Vorliegender Text:
====

Sonne, Karneval und hohe Wellen

Der Südostwind der letzten Tage bescherte uns schönes und sonniges, wenn auch etwas diesiges Wetter. Bis zum Abend ist T-shirt angesagt, die Strände – sowohl vor der Ankerbucht, als auch Las Canteras auf der Nordseite – sind gut besucht. Das haben wir letztes Jahr kaum so erlebt, und schon gar nicht im Februar. Einziger Nachteil sind die Wellen, die bei kräftigem Wind in die Bucht reinstehen und die Dinghyfahrt in den Hafen spannend gestalten. Aber Rolf hat es meistens super im Griff und wir kommen zwar langsam aber fast trocken ans Dinghydock. Ganz anders sieht es am Nordstrand aus, da steht richtig Schwell! Der kommt weit aus dem Norden, von den mächtigen Tiefdruckgebieten über den Azoren oder dem Nordmeer, und bereitet den Wellenreitern hier schöne Tage. Dafür werden die Badegäste über Lautsprecher auf spanisch und englisch gewarnt, nicht zu weit rauszuschwimmen und Kinder nicht unbeaufsichtigt ins Wasser gehen zu lassen. Haben wir so auch noch nicht erlebt – aber der Atlantik ist manchmal unberechenbar und jedes Jahr ertrinken hier auf den Inseln Touristen, die die Strömungen und Wellen unterschätzen. 

Volle Strände… 
Fahrt zum Dinghydock- noch ohne Welle

Der Karneval ist mittlerweile in vollem Gang, gestern war Straßenparty in der Altstadt. Die Busse gefüllt mit Jecken, vor allem Männer in Frauenkleidern sin ganz groß in Mode – und nicht halbherzig! Wenn dann richtig, mit hohen Absätzen und allem was dazugehört. Letztes Jahr wurde ein Wettbewerb im Fersehen übertragen, bei dem ein Hindernislauf in diesen Kostümen bewältigt werden musste, sehr zur Belustigung der Zuschauer. Die Kanarier feiern jedenfalls gern und laut und sind richtig ausgelassen. Aber klar – welcher Jäck in Deutschland würde sich nicht über solch tolles Faschingswetter freuen?

====

Datenauszüge:
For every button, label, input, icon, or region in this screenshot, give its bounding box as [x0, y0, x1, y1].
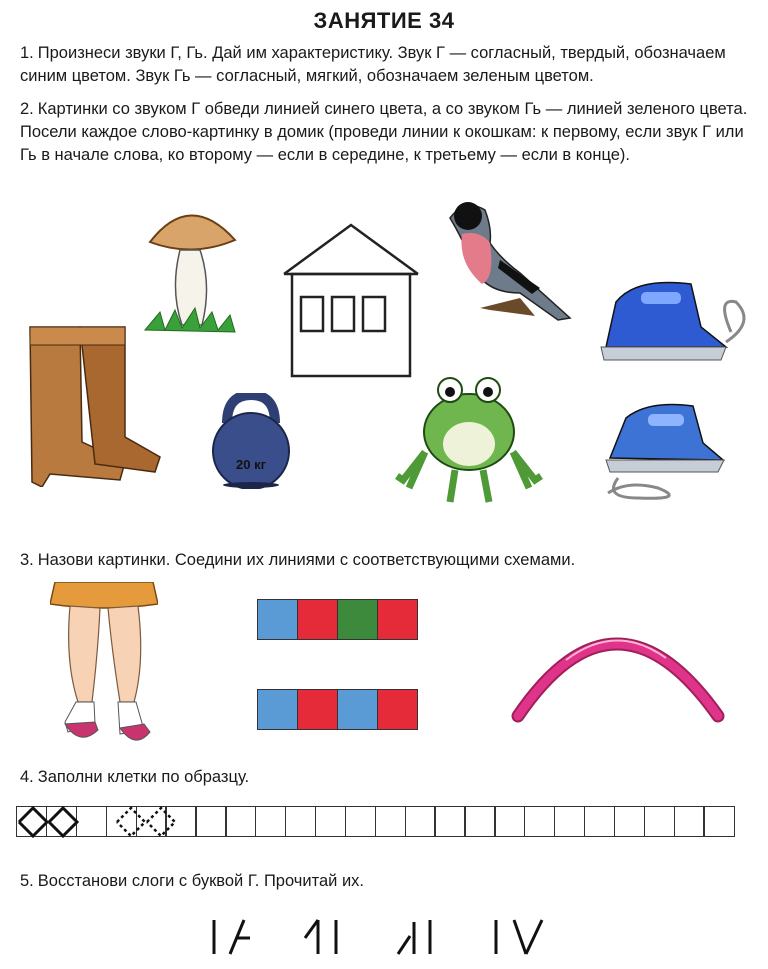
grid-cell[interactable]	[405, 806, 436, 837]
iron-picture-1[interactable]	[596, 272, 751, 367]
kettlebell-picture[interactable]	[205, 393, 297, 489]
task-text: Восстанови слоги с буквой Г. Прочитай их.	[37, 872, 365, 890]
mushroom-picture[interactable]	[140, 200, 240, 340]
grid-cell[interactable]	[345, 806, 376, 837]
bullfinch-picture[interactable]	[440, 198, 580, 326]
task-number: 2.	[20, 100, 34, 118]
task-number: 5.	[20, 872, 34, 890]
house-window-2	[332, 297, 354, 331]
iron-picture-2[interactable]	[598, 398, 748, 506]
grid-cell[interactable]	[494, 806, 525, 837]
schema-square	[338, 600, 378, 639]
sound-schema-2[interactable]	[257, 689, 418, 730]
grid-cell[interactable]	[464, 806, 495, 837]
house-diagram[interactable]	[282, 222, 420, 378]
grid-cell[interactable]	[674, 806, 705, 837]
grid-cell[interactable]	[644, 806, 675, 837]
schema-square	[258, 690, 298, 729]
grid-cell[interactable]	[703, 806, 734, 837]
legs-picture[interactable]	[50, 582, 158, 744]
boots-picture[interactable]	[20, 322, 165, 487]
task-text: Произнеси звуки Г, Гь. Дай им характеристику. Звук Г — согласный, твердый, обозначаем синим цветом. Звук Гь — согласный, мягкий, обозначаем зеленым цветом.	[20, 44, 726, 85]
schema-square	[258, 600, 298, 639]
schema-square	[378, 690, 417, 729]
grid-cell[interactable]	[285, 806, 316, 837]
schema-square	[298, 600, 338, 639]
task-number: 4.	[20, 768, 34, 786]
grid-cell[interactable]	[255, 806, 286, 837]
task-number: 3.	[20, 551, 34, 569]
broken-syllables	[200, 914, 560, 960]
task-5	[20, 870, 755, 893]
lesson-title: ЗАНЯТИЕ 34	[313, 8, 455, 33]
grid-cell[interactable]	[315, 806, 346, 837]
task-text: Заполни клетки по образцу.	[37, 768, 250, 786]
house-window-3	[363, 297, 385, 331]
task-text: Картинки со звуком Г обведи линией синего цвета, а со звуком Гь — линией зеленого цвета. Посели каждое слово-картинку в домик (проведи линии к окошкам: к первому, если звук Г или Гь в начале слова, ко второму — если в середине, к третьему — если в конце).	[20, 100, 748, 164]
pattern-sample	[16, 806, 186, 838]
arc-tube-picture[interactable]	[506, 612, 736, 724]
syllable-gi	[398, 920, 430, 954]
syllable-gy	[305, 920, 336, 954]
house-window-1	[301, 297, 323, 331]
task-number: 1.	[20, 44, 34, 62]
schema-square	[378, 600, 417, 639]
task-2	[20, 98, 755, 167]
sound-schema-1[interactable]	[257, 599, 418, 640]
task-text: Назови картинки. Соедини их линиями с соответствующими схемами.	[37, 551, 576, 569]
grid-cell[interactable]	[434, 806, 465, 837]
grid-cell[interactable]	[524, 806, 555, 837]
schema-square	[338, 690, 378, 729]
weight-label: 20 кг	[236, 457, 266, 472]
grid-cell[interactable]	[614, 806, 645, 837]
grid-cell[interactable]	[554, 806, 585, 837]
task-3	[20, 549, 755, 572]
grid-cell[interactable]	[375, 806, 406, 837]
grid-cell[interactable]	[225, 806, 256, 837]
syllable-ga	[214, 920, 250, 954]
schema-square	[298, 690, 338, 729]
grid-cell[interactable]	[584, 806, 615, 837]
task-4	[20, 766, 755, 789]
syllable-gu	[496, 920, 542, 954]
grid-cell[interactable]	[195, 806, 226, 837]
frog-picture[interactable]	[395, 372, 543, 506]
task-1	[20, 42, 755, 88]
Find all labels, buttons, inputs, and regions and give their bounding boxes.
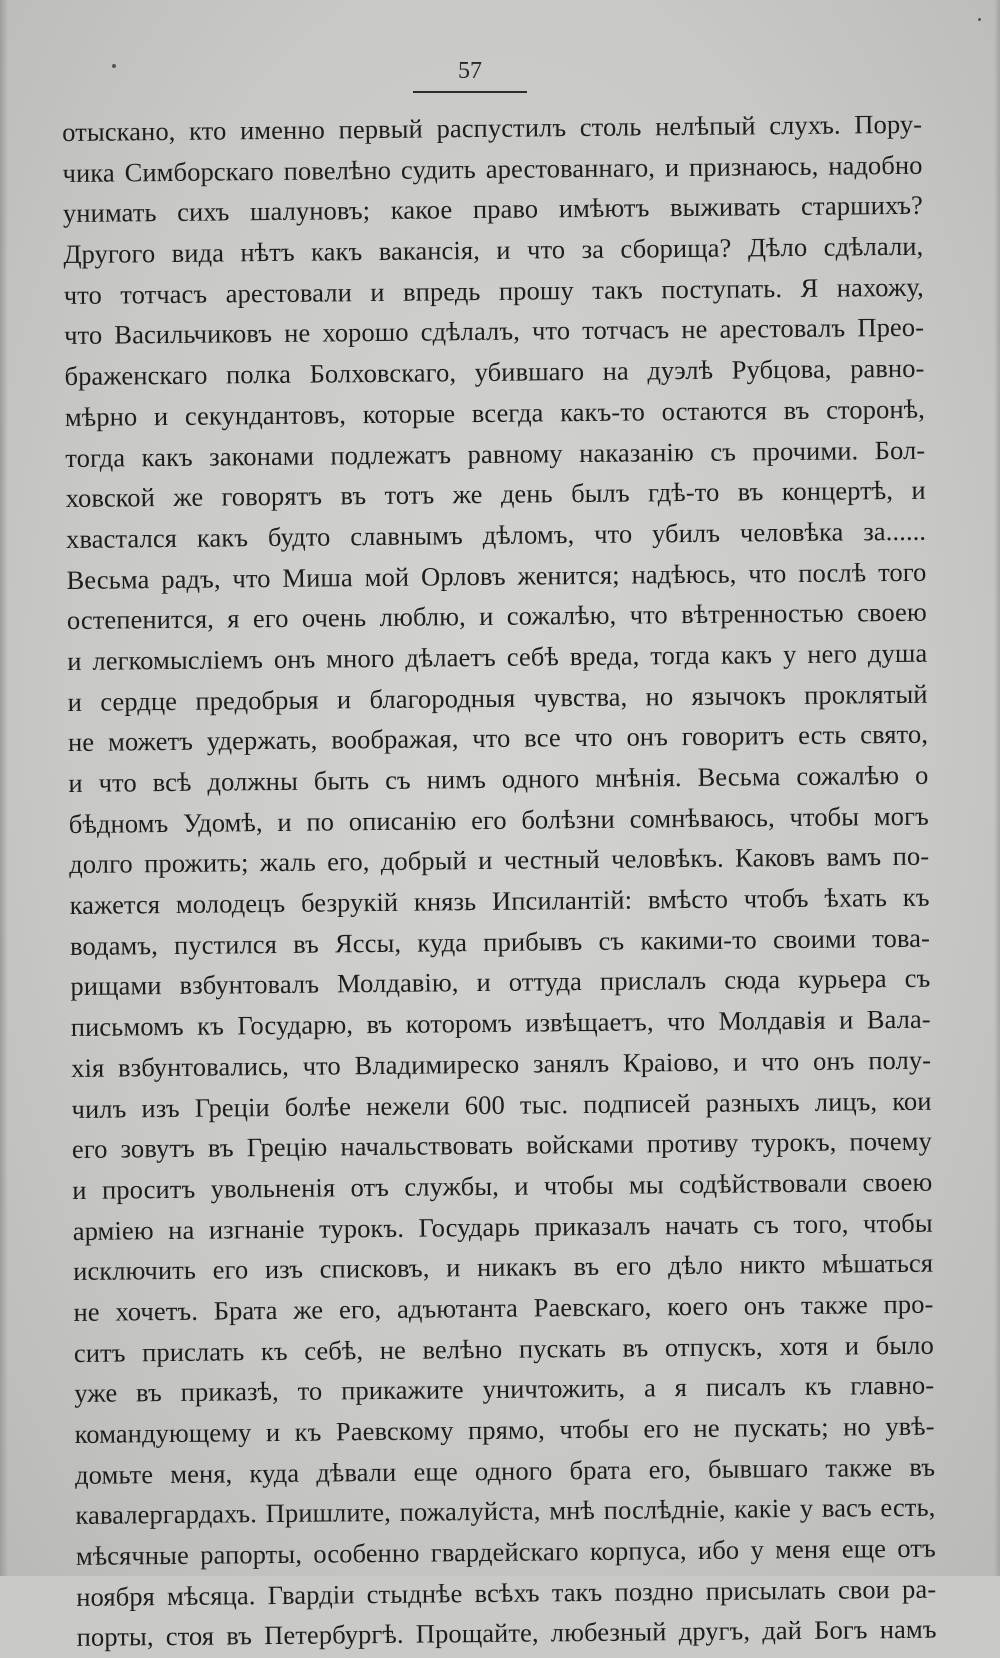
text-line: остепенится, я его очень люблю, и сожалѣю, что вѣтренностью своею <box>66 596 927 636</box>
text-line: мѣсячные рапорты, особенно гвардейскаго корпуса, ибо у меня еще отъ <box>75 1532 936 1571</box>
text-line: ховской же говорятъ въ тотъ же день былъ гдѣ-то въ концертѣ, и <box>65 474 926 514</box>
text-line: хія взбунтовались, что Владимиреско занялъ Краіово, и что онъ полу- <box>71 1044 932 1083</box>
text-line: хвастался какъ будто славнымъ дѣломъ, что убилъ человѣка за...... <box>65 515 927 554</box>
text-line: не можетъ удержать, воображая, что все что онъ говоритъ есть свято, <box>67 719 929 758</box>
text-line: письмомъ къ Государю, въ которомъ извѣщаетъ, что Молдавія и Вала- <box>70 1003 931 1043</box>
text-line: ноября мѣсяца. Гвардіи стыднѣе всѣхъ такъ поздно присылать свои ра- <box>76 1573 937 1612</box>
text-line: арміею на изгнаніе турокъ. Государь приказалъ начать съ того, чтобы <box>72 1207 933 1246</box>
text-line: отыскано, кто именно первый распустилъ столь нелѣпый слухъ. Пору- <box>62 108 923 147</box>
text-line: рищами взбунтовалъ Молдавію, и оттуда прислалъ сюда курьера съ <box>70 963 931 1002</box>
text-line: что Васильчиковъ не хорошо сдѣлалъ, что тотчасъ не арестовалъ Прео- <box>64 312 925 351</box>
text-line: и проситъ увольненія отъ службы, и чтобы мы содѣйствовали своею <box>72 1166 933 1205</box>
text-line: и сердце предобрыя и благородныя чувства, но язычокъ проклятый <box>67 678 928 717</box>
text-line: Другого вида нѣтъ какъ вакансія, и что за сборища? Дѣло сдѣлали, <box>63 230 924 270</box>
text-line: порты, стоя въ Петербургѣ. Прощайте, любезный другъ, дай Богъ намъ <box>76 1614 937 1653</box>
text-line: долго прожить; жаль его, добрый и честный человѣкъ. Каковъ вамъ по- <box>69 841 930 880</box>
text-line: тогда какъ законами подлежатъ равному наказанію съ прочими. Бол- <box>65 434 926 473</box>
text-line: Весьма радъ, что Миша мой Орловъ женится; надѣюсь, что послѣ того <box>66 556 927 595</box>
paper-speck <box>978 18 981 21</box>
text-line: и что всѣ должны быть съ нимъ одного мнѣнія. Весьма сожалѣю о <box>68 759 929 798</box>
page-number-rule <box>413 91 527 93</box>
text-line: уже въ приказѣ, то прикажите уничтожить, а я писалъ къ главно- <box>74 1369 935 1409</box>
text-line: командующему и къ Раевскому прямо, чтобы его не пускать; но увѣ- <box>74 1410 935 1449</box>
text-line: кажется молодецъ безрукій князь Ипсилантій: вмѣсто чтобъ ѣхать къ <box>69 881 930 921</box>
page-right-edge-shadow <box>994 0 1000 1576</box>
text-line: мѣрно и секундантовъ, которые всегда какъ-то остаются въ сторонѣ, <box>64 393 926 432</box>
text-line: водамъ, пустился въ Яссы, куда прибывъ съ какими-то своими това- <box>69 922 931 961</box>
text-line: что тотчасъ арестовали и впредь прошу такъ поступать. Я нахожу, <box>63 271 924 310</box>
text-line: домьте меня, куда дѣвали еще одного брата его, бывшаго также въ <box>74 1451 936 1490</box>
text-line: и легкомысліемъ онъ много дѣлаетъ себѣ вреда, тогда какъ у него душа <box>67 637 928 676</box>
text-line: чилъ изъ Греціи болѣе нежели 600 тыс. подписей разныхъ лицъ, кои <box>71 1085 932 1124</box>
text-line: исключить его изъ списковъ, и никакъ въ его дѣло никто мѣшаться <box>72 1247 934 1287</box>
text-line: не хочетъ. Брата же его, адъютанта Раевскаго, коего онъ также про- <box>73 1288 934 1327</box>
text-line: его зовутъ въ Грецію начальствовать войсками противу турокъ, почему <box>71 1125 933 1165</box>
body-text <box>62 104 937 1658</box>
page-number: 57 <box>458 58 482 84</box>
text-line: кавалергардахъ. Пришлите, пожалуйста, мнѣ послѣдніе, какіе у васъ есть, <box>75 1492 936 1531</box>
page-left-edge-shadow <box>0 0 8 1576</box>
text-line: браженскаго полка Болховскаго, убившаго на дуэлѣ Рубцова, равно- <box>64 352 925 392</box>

====

Arbeitsauftrag: Schreibe aus dem Text über Sonne, Karneval und hohe Wellen den Abschnitt wortgetreu ab, der mit „Volle Strände…“ beginnt und mit „tolles Faschingswetter freuen?“ endet.

Ergebnis:
Volle Strände… 
Fahrt zum Dinghydock- noch ohne Welle

Der Karneval ist mittlerweile in vollem Gang, gestern war Straßenparty in der Altstadt. Die Busse gefüllt mit Jecken, vor allem Männer in Frauenkleidern sin ganz groß in Mode – und nicht halbherzig! Wenn dann richtig, mit hohen Absätzen und allem was dazugehört. Letztes Jahr wurde ein Wettbewerb im Fersehen übertragen, bei dem ein Hindernislauf in diesen Kostümen bewältigt werden musste, sehr zur Belustigung der Zuschauer. Die Kanarier feiern jedenfalls gern und laut und sind richtig ausgelassen. Aber klar – welcher Jäck in Deutschland würde sich nicht über solch tolles Faschingswetter freuen?